▸ AIM: All lines in which the word "presidenta" occurs are to be extracted.

▸ RECORDS FOR THIS EXERCISE:
* * * * * * *

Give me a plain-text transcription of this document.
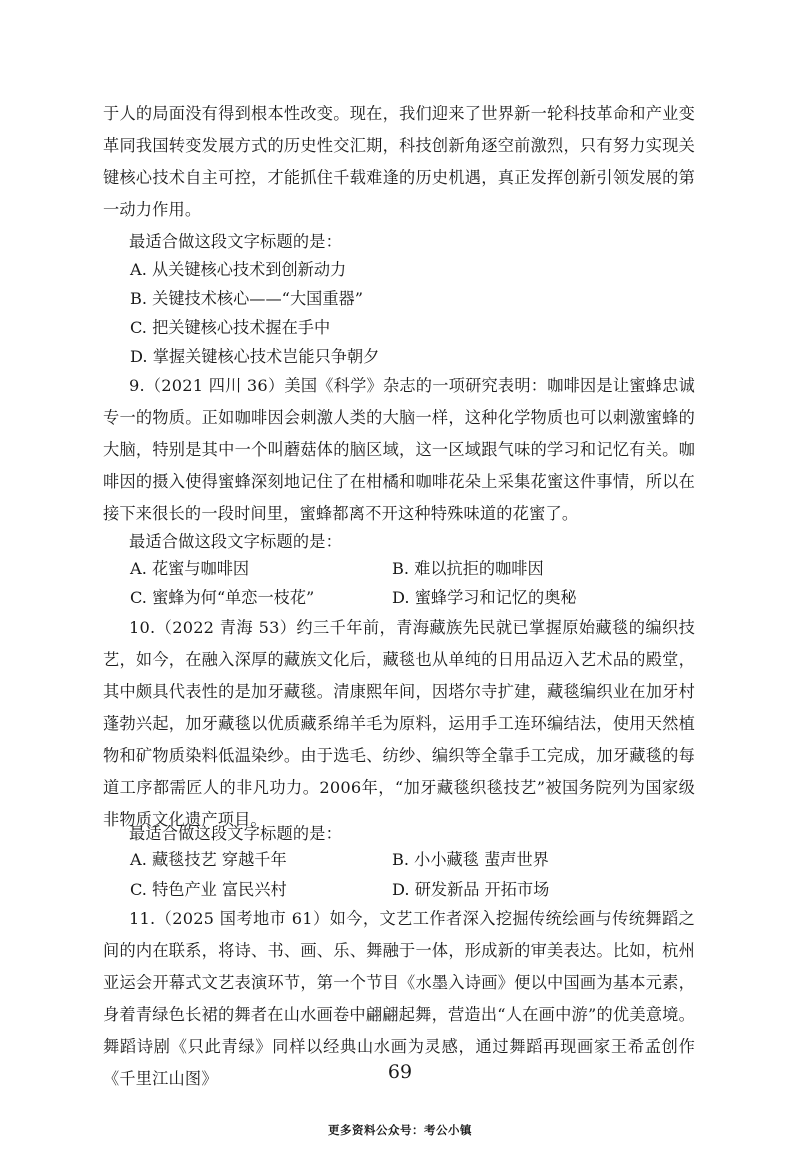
于人的局面没有得到根本性改变。现在，我们迎来了世界新一轮科技革命和产业变革同我国转变发展方式的历史性交汇期，科技创新角逐空前激烈，只有努力实现关键核心技术自主可控，才能抓住千载难逢的历史机遇，真正发挥创新引领发展的第一动力作用。

最适合做这段文字标题的是：

A. 从关键核心技术到创新动力

B. 关键技术核心——“大国重器”

C. 把关键核心技术握在手中

D. 掌握关键核心技术岂能只争朝夕

9.（2021 四川 36）美国《科学》杂志的一项研究表明：咖啡因是让蜜蜂忠诚专一的物质。正如咖啡因会刺激人类的大脑一样，这种化学物质也可以刺激蜜蜂的大脑，特别是其中一个叫蘑菇体的脑区域，这一区域跟气味的学习和记忆有关。咖啡因的摄入使得蜜蜂深刻地记住了在柑橘和咖啡花朵上采集花蜜这件事情，所以在接下来很长的一段时间里，蜜蜂都离不开这种特殊味道的花蜜了。

最适合做这段文字标题的是：

A. 花蜜与咖啡因	B. 难以抗拒的咖啡因

C. 蜜蜂为何“单恋一枝花”	D. 蜜蜂学习和记忆的奥秘

10.（2022 青海 53）约三千年前，青海藏族先民就已掌握原始藏毯的编织技艺，如今，在融入深厚的藏族文化后，藏毯也从单纯的日用品迈入艺术品的殿堂，其中颇具代表性的是加牙藏毯。清康熙年间，因塔尔寺扩建，藏毯编织业在加牙村蓬勃兴起，加牙藏毯以优质藏系绵羊毛为原料，运用手工连环编结法，使用天然植物和矿物质染料低温染纱。由于选毛、纺纱、编织等全靠手工完成，加牙藏毯的每道工序都需匠人的非凡功力。2006年，“加牙藏毯织毯技艺”被国务院列为国家级非物质文化遗产项目。

最适合做这段文字标题的是：

A. 藏毯技艺 穿越千年	B. 小小藏毯 蜚声世界

C. 特色产业 富民兴村	D. 研发新品 开拓市场

11.（2025 国考地市 61）如今，文艺工作者深入挖掘传统绘画与传统舞蹈之间的内在联系，将诗、书、画、乐、舞融于一体，形成新的审美表达。比如，杭州亚运会开幕式文艺表演环节，第一个节目《水墨入诗画》便以中国画为基本元素，身着青绿色长裙的舞者在山水画卷中翩翩起舞，营造出“人在画中游”的优美意境。舞蹈诗剧《只此青绿》同样以经典山水画为灵感，通过舞蹈再现画家王希孟创作《千里江山图》	69
更多资料公众号：考公小镇
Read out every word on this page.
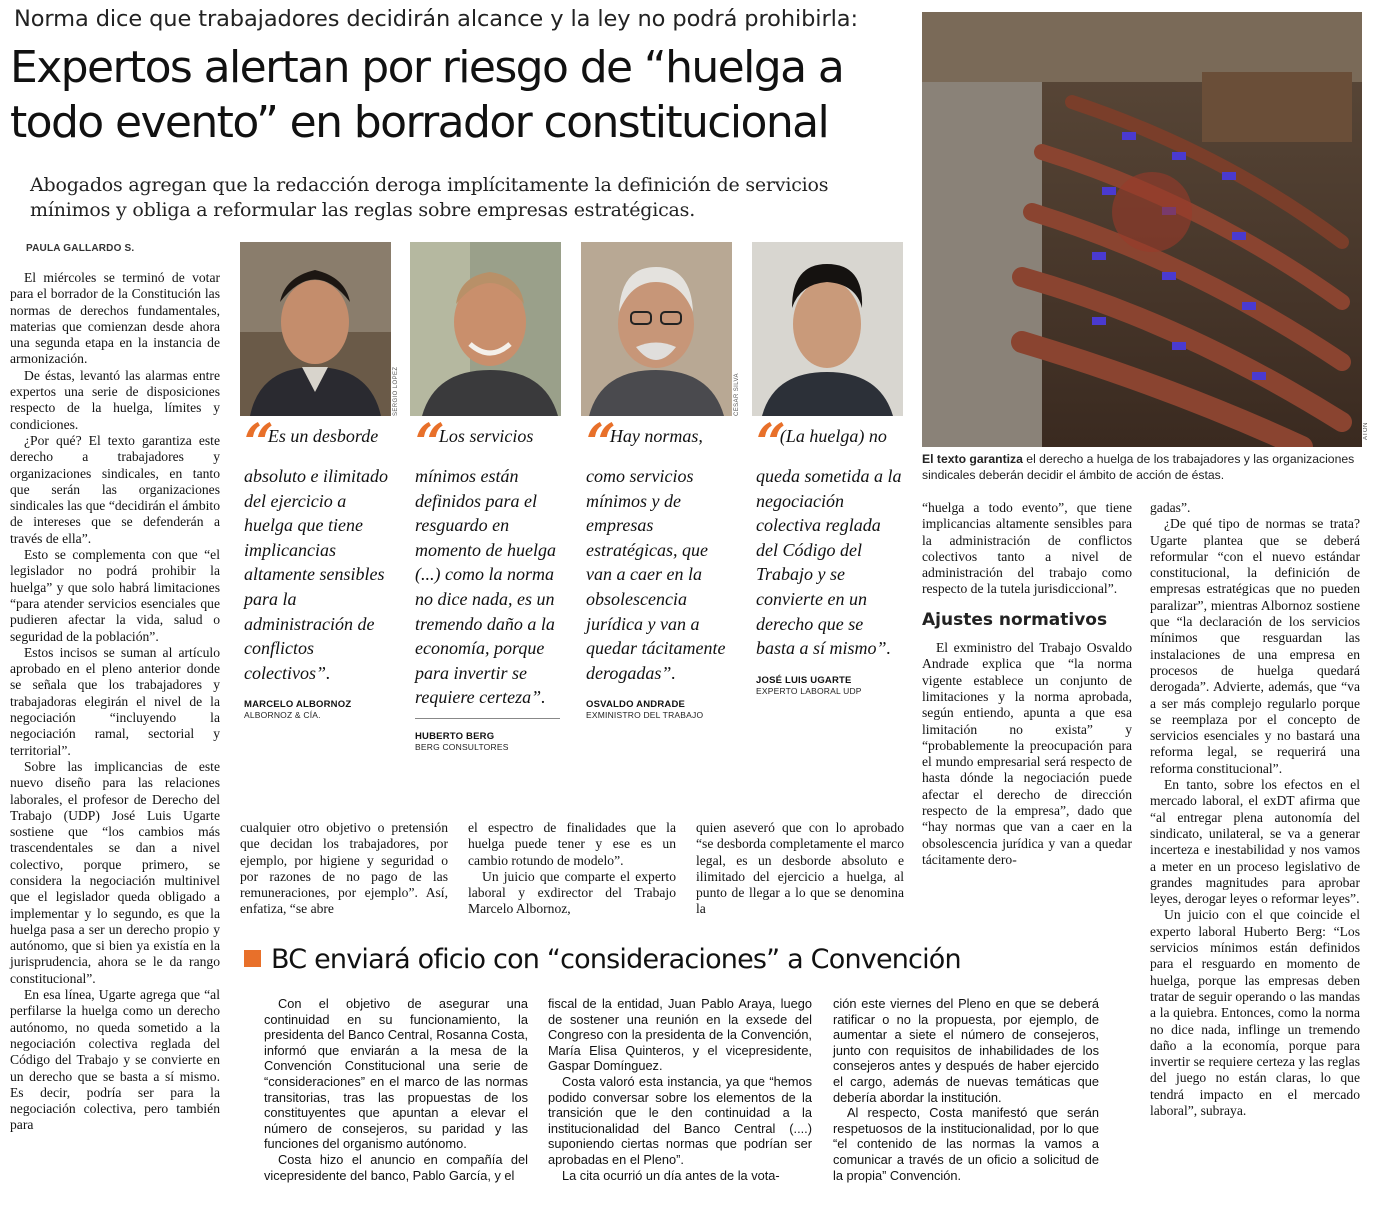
Norma dice que trabajadores decidirán alcance y la ley no podrá prohibirla:
Expertos alertan por riesgo de “huelga a todo evento” en borrador constitucional
Abogados agregan que la redacción deroga implícitamente la definición de servicios mínimos y obliga a reformular las reglas sobre empresas estratégicas.
PAULA GALLARDO S.

El miércoles se terminó de votar para el borrador de la Constitución las normas de derechos fundamentales, materias que comienzan desde ahora una segunda etapa en la instancia de armonización.

De éstas, levantó las alarmas entre expertos una serie de disposiciones respecto de la huelga, límites y condiciones.

¿Por qué? El texto garantiza este derecho a trabajadores y organizaciones sindicales, en tanto que serán las organizaciones sindicales las que “decidirán el ámbito de intereses que se defenderán a través de ella”.

Esto se complementa con que “el legislador no podrá prohibir la huelga” y que solo habrá limitaciones “para atender servicios esenciales que pudieren afectar la vida, salud o seguridad de la población”.

Estos incisos se suman al artículo aprobado en el pleno anterior donde se señala que los trabajadores y trabajadoras elegirán el nivel de la negociación “incluyendo la negociación ramal, sectorial y territorial”.

Sobre las implicancias de este nuevo diseño para las relaciones laborales, el profesor de Derecho del Trabajo (UDP) José Luis Ugarte sostiene que “los cambios más trascendentales se dan a nivel colectivo, porque primero, se considera la negociación multinivel que el legislador queda obligado a implementar y lo segundo, es que la huelga pasa a ser un derecho propio y autónomo, que si bien ya existía en la jurisprudencia, ahora se le da rango constitucional”.

En esa línea, Ugarte agrega que “al perfilarse la huelga como un derecho autónomo, no queda sometido a la negociación colectiva reglada del Código del Trabajo y se convierte en un derecho que se basta a sí mismo. Es decir, podría ser para la negociación colectiva, pero también para

SERGIO LÓPEZ	CÉSAR SILVA
“Es un desborde absoluto e ilimitado del ejercicio a huelga que tiene implicancias altamente sensibles para la administración de conflictos colectivos”.
MARCELO ALBORNOZ
ALBORNOZ & CÍA.
“Los servicios mínimos están definidos para el resguardo en momento de huelga (...) como la norma no dice nada, es un tremendo daño a la economía, porque para invertir se requiere certeza”.
HUBERTO BERG
BERG CONSULTORES
“Hay normas, como servicios mínimos y de empresas estratégicas, que van a caer en la obsolescencia jurídica y van a quedar tácitamente derogadas”.
OSVALDO ANDRADE
EXMINISTRO DEL TRABAJO
“(La huelga) no queda sometida a la negociación colectiva reglada del Código del Trabajo y se convierte en un derecho que se basta a sí mismo”.
JOSÉ LUIS UGARTE
EXPERTO LABORAL UDP

cualquier otro objetivo o pretensión que decidan los trabajadores, por ejemplo, por higiene y seguridad o por razones de no pago de las remuneraciones, por ejemplo”. Así, enfatiza, “se abre

el espectro de finalidades que la huelga puede tener y ese es un cambio rotundo de modelo”.

Un juicio que comparte el experto laboral y exdirector del Trabajo Marcelo Albornoz,

quien aseveró que con lo aprobado “se desborda completamente el marco legal, es un desborde absoluto e ilimitado del ejercicio a huelga, al punto de llegar a lo que se denomina la

ATON
El texto garantiza el derecho a huelga de los trabajadores y las organizaciones sindicales deberán decidir el ámbito de acción de éstas.

“huelga a todo evento”, que tiene implicancias altamente sensibles para la administración de conflictos colectivos tanto a nivel de administración del trabajo como respecto de la tutela jurisdiccional”.

Ajustes normativos

El exministro del Trabajo Osvaldo Andrade explica que “la norma vigente establece un conjunto de limitaciones y la norma aprobada, según entiendo, apunta a que esa limitación no exista” y “probablemente la preocupación para el mundo empresarial será respecto de hasta dónde la negociación puede afectar el derecho de dirección respecto de la empresa”, dado que “hay normas que van a caer en la obsolescencia jurídica y van a quedar tácitamente dero-

gadas”.

¿De qué tipo de normas se trata? Ugarte plantea que se deberá reformular “con el nuevo estándar constitucional, la definición de empresas estratégicas que no pueden paralizar”, mientras Albornoz sostiene que “la declaración de los servicios mínimos que resguardan las instalaciones de una empresa en procesos de huelga quedará derogada”. Advierte, además, que “va a ser más complejo regularlo porque se reemplaza por el concepto de servicios esenciales y no bastará una reforma legal, se requerirá una reforma constitucional”.

En tanto, sobre los efectos en el mercado laboral, el exDT afirma que “al entregar plena autonomía del sindicato, unilateral, se va a generar incerteza e inestabilidad y nos vamos a meter en un proceso legislativo de grandes magnitudes para aprobar leyes, derogar leyes o reformar leyes”.

Un juicio con el que coincide el experto laboral Huberto Berg: “Los servicios mínimos están definidos para el resguardo en momento de huelga, porque las empresas deben tratar de seguir operando o las mandas a la quiebra. Entonces, como la norma no dice nada, inflinge un tremendo daño a la economía, porque para invertir se requiere certeza y las reglas del juego no están claras, lo que tendrá impacto en el mercado laboral”, subraya.

BC enviará oficio con “consideraciones” a Convención

Con el objetivo de asegurar una continuidad en su funcionamiento, la presidenta del Banco Central, Rosanna Costa, informó que enviarán a la mesa de la Convención Constitucional una serie de “consideraciones” en el marco de las normas transitorias, tras las propuestas de los constituyentes que apuntan a elevar el número de consejeros, su paridad y las funciones del organismo autónomo.

Costa hizo el anuncio en compañía del vicepresidente del banco, Pablo García, y el

fiscal de la entidad, Juan Pablo Araya, luego de sostener una reunión en la exsede del Congreso con la presidenta de la Convención, María Elisa Quinteros, y el vicepresidente, Gaspar Domínguez.

Costa valoró esta instancia, ya que “hemos podido conversar sobre los elementos de la transición que le den continuidad a la institucionalidad del Banco Central (....) suponiendo ciertas normas que podrían ser aprobadas en el Pleno”.

La cita ocurrió un día antes de la vota-

ción este viernes del Pleno en que se deberá ratificar o no la propuesta, por ejemplo, de aumentar a siete el número de consejeros, junto con requisitos de inhabilidades de los consejeros antes y después de haber ejercido el cargo, además de nuevas temáticas que debería abordar la institución.

Al respecto, Costa manifestó que serán respetuosos de la institucionalidad, por lo que “el contenido de las normas la vamos a comunicar a través de un oficio a solicitud de la propia” Convención.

* * * * * * *

▸ WRITTEN SOLUTION:
Con el objetivo de asegurar una continuidad en su funcionamiento, la presidenta del Banco Central, Rosanna Costa, informó que enviarán a la mesa de la Convención Constitucional una serie de “consideraciones” en el marco de las normas transitorias, tras las propuestas de los constituyentes que apuntan a elevar el número de consejeros, su paridad y las funciones del organismo autónomo.
fiscal de la entidad, Juan Pablo Araya, luego de sostener una reunión en la exsede del Congreso con la presidenta de la Convención, María Elisa Quinteros, y el vicepresidente, Gaspar Domínguez.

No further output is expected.